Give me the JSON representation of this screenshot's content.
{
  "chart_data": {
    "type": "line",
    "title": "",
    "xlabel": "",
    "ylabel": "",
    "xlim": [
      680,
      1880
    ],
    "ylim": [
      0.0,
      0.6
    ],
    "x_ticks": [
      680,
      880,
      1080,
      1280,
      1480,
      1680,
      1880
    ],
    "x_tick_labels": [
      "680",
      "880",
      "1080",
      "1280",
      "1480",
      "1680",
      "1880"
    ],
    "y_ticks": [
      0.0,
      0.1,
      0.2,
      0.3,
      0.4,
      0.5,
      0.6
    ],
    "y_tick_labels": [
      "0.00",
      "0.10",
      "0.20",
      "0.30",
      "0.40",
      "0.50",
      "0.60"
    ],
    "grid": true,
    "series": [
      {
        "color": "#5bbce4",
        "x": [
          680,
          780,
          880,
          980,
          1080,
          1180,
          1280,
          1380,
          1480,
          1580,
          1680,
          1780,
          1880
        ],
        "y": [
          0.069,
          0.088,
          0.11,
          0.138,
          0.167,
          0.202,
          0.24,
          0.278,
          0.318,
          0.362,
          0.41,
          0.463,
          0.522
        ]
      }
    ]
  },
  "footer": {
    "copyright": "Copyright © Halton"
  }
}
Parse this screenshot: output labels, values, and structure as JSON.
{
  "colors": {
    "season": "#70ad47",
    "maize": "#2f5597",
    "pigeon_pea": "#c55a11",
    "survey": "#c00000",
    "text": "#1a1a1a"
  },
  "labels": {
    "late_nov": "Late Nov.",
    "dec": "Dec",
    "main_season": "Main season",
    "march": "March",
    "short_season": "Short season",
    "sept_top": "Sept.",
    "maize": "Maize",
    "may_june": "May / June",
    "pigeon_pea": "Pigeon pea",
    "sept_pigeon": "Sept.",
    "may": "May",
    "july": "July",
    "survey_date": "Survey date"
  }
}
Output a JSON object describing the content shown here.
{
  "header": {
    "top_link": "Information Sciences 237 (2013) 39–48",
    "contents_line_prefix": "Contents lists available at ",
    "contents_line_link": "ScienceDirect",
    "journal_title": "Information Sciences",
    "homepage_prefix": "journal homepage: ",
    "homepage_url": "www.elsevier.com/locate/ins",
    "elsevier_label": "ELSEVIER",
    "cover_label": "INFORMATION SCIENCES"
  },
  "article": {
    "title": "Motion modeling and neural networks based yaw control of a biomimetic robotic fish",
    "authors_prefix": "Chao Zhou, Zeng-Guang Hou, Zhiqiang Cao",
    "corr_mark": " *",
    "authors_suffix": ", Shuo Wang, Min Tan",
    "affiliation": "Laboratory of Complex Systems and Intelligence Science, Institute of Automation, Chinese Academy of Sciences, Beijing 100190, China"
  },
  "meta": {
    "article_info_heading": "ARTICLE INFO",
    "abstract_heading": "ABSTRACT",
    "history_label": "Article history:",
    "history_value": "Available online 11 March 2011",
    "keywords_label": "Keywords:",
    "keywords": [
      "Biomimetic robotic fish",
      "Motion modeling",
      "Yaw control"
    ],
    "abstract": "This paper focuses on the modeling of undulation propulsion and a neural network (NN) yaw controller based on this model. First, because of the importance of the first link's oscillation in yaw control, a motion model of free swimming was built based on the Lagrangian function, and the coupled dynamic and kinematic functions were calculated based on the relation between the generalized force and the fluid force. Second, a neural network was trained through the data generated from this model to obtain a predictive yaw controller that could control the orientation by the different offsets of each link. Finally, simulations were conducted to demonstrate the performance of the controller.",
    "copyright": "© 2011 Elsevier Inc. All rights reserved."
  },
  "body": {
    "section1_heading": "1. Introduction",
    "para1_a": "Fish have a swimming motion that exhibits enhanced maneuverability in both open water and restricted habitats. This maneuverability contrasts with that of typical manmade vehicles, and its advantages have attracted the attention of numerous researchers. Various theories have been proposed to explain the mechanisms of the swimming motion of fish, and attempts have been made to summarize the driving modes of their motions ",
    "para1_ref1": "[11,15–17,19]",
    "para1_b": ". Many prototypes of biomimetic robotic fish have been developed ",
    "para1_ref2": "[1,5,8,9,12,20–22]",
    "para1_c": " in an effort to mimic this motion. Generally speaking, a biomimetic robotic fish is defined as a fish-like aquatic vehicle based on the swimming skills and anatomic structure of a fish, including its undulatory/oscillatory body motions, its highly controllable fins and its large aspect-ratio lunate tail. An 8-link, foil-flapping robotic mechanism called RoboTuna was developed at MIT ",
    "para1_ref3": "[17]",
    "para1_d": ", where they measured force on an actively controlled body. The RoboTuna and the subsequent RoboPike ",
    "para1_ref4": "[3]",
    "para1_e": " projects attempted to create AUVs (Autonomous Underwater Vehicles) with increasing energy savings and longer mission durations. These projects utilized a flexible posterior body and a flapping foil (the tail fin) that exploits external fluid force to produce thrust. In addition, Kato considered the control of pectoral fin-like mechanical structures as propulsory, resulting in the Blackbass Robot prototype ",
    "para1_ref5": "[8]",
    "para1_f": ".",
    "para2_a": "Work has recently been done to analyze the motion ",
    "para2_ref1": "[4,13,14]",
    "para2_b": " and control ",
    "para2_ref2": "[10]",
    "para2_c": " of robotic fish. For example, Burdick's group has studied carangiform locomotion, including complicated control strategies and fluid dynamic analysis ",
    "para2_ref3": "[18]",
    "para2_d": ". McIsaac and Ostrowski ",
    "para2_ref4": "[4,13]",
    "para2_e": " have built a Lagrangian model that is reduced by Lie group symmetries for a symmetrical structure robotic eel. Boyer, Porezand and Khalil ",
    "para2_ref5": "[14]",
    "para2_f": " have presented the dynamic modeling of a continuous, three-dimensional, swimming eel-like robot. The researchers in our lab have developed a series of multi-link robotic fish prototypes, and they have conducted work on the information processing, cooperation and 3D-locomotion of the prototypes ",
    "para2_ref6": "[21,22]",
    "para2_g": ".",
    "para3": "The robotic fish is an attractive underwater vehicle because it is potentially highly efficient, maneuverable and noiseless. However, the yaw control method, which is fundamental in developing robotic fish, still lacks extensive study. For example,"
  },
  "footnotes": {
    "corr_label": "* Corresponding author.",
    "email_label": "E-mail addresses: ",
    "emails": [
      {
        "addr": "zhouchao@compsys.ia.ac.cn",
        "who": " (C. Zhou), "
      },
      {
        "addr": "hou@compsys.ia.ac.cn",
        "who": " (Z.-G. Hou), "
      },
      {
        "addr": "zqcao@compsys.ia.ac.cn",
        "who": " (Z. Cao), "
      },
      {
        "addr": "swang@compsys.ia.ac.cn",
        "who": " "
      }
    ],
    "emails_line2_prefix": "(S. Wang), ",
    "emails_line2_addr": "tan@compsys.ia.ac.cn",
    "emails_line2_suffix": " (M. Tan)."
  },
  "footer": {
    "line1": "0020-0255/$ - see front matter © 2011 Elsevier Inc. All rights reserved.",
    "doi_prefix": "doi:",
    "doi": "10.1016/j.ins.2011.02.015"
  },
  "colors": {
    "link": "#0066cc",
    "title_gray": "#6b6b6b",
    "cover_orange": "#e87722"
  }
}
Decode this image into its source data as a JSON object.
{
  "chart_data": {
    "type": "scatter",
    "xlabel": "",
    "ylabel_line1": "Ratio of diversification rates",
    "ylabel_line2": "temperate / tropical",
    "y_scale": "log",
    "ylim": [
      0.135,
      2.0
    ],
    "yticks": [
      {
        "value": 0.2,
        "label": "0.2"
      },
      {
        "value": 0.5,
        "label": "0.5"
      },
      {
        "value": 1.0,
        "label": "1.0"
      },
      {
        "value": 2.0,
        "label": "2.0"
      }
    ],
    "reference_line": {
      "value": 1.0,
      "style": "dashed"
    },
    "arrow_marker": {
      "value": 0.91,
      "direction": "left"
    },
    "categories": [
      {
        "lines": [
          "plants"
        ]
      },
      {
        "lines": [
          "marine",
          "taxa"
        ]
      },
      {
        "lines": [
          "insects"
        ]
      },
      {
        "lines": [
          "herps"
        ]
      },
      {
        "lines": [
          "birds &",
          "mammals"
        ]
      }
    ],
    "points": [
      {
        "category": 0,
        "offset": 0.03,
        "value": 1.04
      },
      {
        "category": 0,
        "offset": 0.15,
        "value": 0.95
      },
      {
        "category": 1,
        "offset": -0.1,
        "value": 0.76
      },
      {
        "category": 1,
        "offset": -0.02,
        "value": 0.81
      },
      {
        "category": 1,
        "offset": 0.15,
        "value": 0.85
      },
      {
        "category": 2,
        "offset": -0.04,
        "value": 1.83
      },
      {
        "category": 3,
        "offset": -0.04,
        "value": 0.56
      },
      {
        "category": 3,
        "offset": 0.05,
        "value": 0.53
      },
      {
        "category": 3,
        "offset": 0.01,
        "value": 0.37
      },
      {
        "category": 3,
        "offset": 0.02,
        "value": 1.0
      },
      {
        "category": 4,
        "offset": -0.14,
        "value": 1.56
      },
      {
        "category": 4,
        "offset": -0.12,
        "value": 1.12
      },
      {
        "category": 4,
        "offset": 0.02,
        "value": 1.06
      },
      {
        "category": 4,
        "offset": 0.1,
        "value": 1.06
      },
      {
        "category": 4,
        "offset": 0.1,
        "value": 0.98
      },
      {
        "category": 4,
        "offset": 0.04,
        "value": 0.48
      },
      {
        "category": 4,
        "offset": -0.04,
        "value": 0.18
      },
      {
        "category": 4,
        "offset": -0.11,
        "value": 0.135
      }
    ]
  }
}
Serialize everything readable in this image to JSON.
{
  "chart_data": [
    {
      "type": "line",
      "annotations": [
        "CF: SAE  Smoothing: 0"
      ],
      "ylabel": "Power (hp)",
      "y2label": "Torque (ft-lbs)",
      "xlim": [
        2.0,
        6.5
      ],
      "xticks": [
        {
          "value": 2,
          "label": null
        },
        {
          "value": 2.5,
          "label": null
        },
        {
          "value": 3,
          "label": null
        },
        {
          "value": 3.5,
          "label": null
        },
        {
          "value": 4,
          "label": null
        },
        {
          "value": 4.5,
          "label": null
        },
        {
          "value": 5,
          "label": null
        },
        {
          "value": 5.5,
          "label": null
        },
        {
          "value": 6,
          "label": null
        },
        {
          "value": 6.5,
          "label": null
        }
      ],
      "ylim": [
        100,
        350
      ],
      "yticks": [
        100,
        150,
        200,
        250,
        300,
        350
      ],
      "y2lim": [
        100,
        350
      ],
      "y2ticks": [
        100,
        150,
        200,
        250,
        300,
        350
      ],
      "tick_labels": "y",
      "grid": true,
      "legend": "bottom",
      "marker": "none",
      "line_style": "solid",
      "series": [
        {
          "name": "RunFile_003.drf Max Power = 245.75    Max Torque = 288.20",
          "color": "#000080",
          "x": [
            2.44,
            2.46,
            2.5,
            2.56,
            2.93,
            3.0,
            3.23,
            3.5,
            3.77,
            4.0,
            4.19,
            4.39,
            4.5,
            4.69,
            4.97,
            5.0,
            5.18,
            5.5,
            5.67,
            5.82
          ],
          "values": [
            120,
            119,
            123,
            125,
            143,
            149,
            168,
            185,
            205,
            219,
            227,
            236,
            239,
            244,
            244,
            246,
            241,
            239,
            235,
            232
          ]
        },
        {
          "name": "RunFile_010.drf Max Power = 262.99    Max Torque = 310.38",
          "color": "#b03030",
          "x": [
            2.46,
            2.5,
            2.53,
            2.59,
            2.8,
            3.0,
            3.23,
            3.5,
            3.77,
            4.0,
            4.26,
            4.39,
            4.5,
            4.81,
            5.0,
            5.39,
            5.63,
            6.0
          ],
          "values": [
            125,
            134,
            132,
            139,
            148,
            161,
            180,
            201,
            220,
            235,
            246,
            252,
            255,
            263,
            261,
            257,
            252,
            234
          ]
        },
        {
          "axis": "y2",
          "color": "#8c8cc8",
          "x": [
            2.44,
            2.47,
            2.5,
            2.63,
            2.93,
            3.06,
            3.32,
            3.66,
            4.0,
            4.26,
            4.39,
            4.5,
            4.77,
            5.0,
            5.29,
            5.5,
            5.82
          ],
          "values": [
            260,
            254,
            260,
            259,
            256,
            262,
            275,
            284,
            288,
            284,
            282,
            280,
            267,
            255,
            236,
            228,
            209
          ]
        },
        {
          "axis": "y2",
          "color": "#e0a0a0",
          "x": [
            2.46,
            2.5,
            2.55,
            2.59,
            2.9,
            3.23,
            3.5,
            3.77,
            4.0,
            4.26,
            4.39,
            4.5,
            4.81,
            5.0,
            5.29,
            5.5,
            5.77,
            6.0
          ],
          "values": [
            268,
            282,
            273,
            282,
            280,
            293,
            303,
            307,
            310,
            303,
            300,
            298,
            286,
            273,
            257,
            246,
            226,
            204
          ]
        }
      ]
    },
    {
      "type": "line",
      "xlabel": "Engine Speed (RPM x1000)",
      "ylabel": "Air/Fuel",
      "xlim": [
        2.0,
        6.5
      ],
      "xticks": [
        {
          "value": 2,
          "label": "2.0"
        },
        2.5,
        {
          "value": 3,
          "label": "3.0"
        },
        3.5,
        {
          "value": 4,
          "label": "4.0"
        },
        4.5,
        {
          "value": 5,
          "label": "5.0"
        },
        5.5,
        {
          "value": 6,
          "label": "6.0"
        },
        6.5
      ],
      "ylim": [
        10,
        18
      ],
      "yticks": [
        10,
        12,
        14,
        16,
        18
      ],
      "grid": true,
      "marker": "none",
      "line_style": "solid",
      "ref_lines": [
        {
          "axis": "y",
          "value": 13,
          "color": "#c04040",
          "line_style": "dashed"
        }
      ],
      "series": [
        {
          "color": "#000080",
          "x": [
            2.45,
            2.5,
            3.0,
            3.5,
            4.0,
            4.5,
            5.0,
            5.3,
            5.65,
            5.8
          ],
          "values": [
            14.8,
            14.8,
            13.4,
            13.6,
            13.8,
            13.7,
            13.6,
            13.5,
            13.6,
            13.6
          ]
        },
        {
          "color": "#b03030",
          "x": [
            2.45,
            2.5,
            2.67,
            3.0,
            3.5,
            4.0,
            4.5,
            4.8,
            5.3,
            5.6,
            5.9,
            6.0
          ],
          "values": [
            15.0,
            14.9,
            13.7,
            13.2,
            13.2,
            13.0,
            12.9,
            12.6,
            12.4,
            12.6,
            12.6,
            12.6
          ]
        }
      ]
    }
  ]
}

--

_Problem_. Go through the records. Copy each line where "modeling" appears.

_Exercise output_.
    "title": "Motion modeling and neural networks based yaw control of a biomimetic robotic fish",
      "Motion modeling",
    "abstract": "This paper focuses on the modeling of undulation propulsion and a neural network (NN) yaw controller based on this model. First, because of the importance of the first link's oscillation in yaw control, a motion model of free swimming was built based on the Lagrangian function, and the coupled dynamic and kinematic functions were calculated based on the relation between the generalized force and the fluid force. Second, a neural network was trained through the data generated from this model to obtain a predictive yaw controller that could control the orientation by the different offsets of each link. Finally, simulations were conducted to demonstrate the performance of the controller.",
    "para2_f": " have presented the dynamic modeling of a continuous, three-dimensional, swimming eel-like robot. The researchers in our lab have developed a series of multi-link robotic fish prototypes, and they have conducted work on the information processing, cooperation and 3D-locomotion of the prototypes ",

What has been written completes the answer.